# Exercise requirements
Copy all lines holding the word "Betreuung" from the entries.

[Data records]
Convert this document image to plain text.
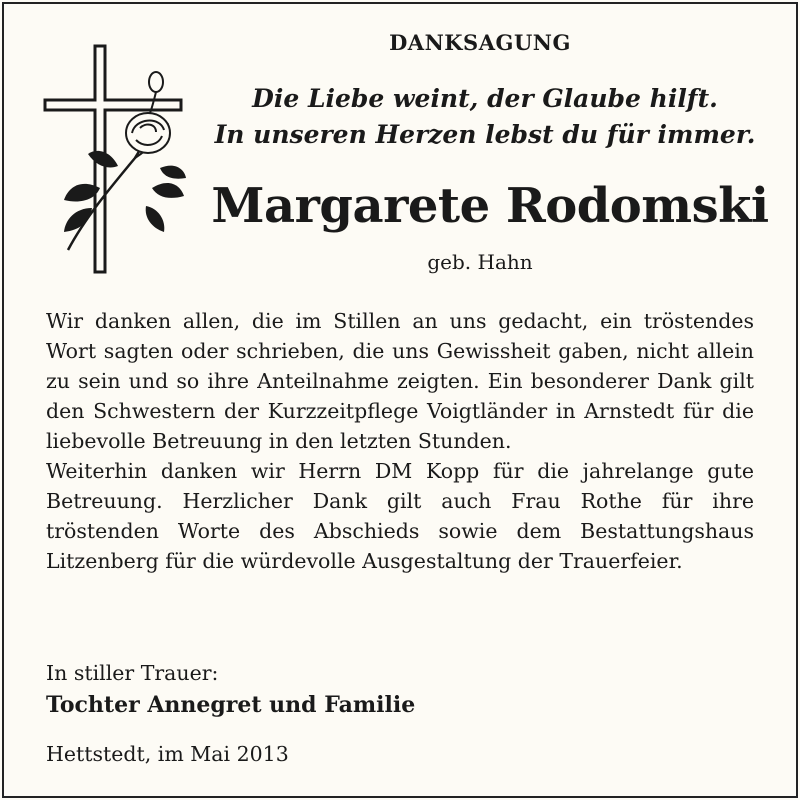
DANKSAGUNG
Die Liebe weint, der Glaube hilft.
In unseren Herzen lebst du für immer.
Margarete Rodomski
geb. Hahn

Wir danken allen, die im Stillen an uns gedacht, ein tröstendes Wort sagten oder schrieben, die uns Gewissheit gaben, nicht allein zu sein und so ihre Anteilnahme zeigten. Ein besonderer Dank gilt den Schwestern der Kurzzeitpflege Voigtländer in Arnstedt für die liebevolle Betreuung in den letzten Stunden.

Weiterhin danken wir Herrn DM Kopp für die jahrelange gute Betreuung. Herzlicher Dank gilt auch Frau Rothe für ihre tröstenden Worte des Abschieds sowie dem Bestattungshaus Litzenberg für die würdevolle Ausgestaltung der Trauerfeier.

In stiller Trauer:
Tochter Annegret und Familie
Hettstedt, im Mai 2013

# Solution below
Wir danken allen, die im Stillen an uns gedacht, ein tröstendes Wort sagten oder schrieben, die uns Gewissheit gaben, nicht allein zu sein und so ihre Anteilnahme zeigten. Ein besonderer Dank gilt den Schwestern der Kurzzeitpflege Voigtländer in Arnstedt für die liebevolle Betreuung in den letzten Stunden.
Weiterhin danken wir Herrn DM Kopp für die jahrelange gute Betreuung. Herzlicher Dank gilt auch Frau Rothe für ihre tröstenden Worte des Abschieds sowie dem Bestattungshaus Litzenberg für die würdevolle Ausgestaltung der Trauerfeier.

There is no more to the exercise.